§ **WORKING DATA**
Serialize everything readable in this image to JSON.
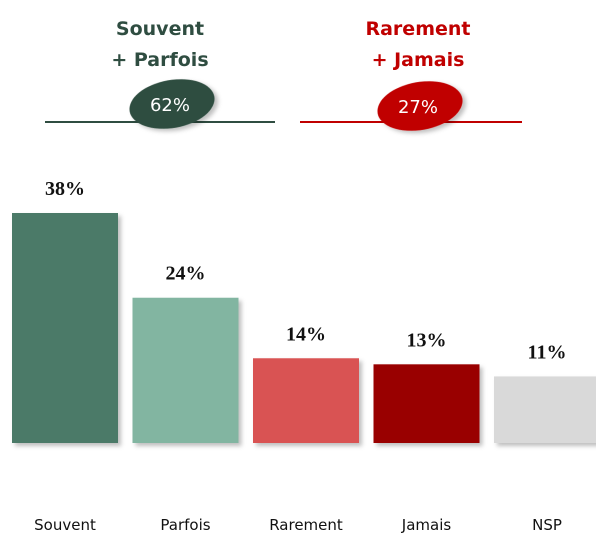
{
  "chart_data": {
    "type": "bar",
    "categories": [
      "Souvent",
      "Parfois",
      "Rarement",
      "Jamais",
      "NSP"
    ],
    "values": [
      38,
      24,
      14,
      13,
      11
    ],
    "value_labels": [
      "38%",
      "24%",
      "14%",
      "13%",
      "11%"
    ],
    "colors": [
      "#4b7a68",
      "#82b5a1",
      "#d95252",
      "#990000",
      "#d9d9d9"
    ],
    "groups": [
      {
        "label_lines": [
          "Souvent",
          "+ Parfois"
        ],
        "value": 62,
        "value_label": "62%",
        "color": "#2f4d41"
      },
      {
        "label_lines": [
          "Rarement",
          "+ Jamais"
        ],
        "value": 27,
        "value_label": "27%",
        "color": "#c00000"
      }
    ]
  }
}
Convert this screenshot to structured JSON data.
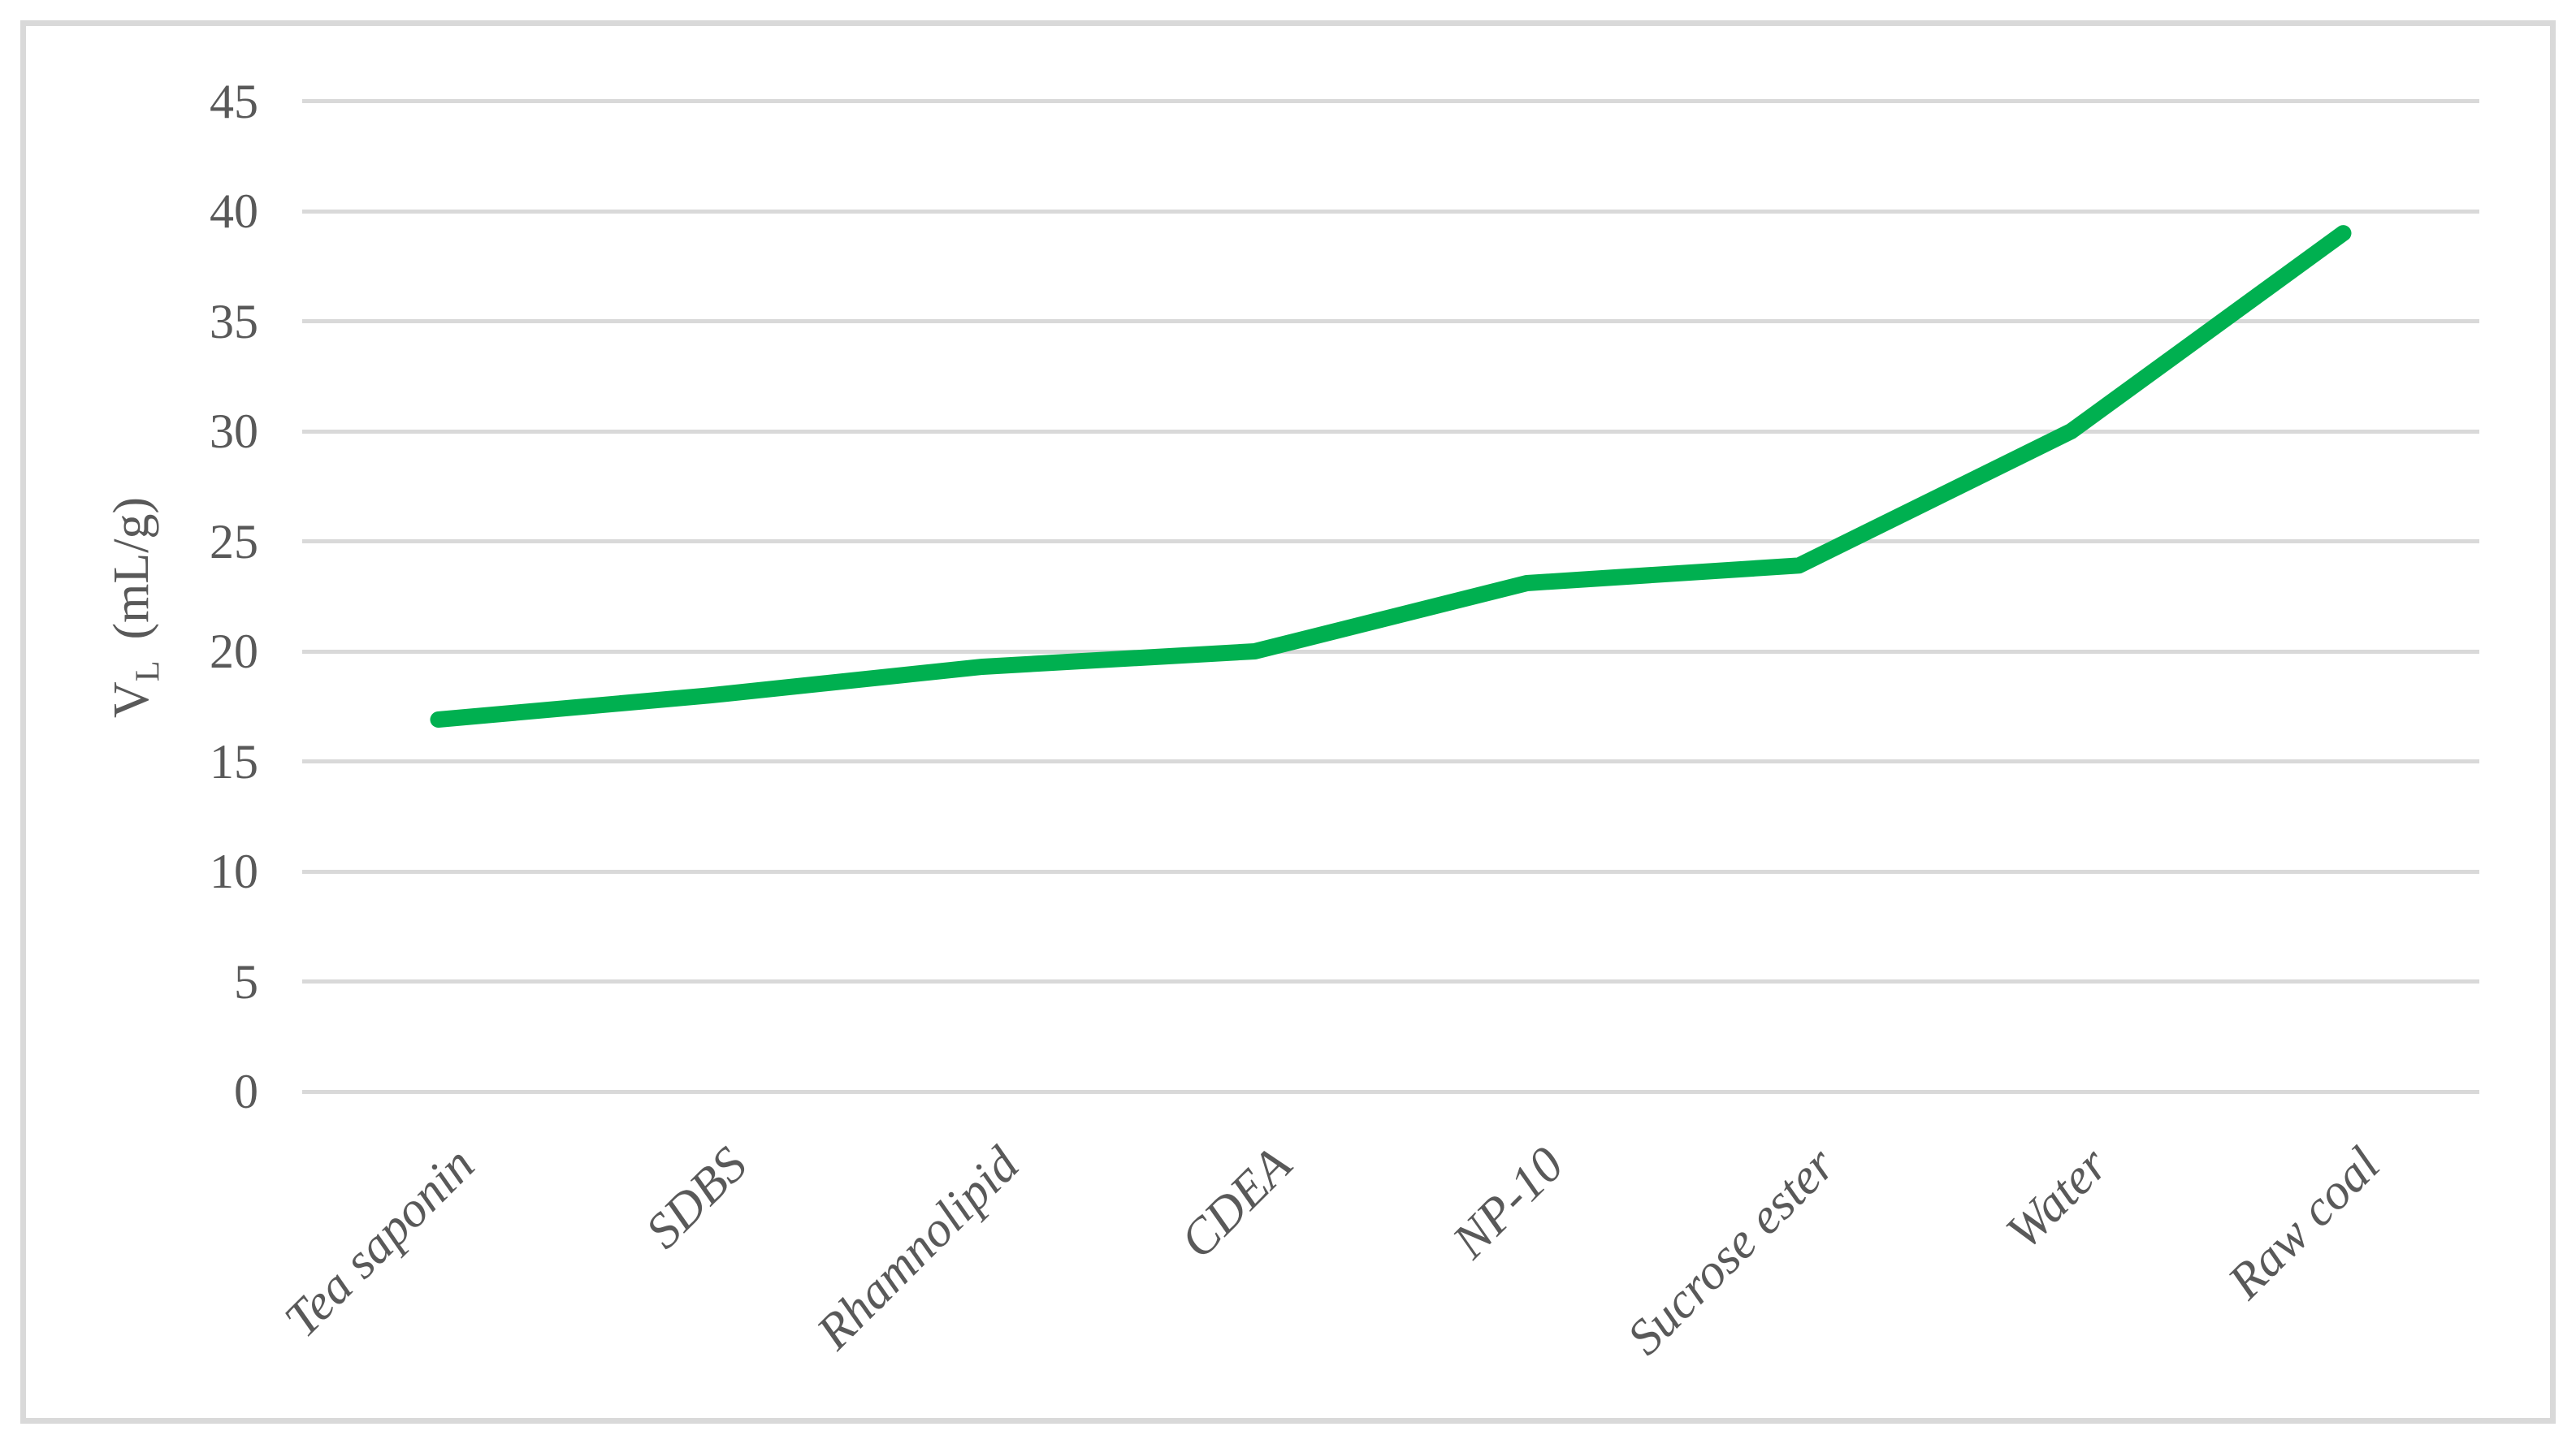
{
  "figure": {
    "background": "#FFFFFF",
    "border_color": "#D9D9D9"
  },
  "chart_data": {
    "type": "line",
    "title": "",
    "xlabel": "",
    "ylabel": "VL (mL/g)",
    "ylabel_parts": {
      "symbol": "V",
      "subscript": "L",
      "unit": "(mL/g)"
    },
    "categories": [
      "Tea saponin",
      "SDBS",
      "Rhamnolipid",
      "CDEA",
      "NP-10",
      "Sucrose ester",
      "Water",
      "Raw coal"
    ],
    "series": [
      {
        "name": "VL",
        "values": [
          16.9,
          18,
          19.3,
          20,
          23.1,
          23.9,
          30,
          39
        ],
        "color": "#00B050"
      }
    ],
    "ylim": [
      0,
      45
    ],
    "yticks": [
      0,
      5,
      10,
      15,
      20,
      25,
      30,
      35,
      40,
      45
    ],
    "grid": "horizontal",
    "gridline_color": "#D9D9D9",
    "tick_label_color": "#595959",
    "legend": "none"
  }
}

§ **WRITTEN INSTRUCTION**
Note each line of the entries that has "this" in it, and copy those lines.

§ **TASK RESPONSE**
Serialize everything readable in this image to JSON.
Convert this screenshot to structured JSON data.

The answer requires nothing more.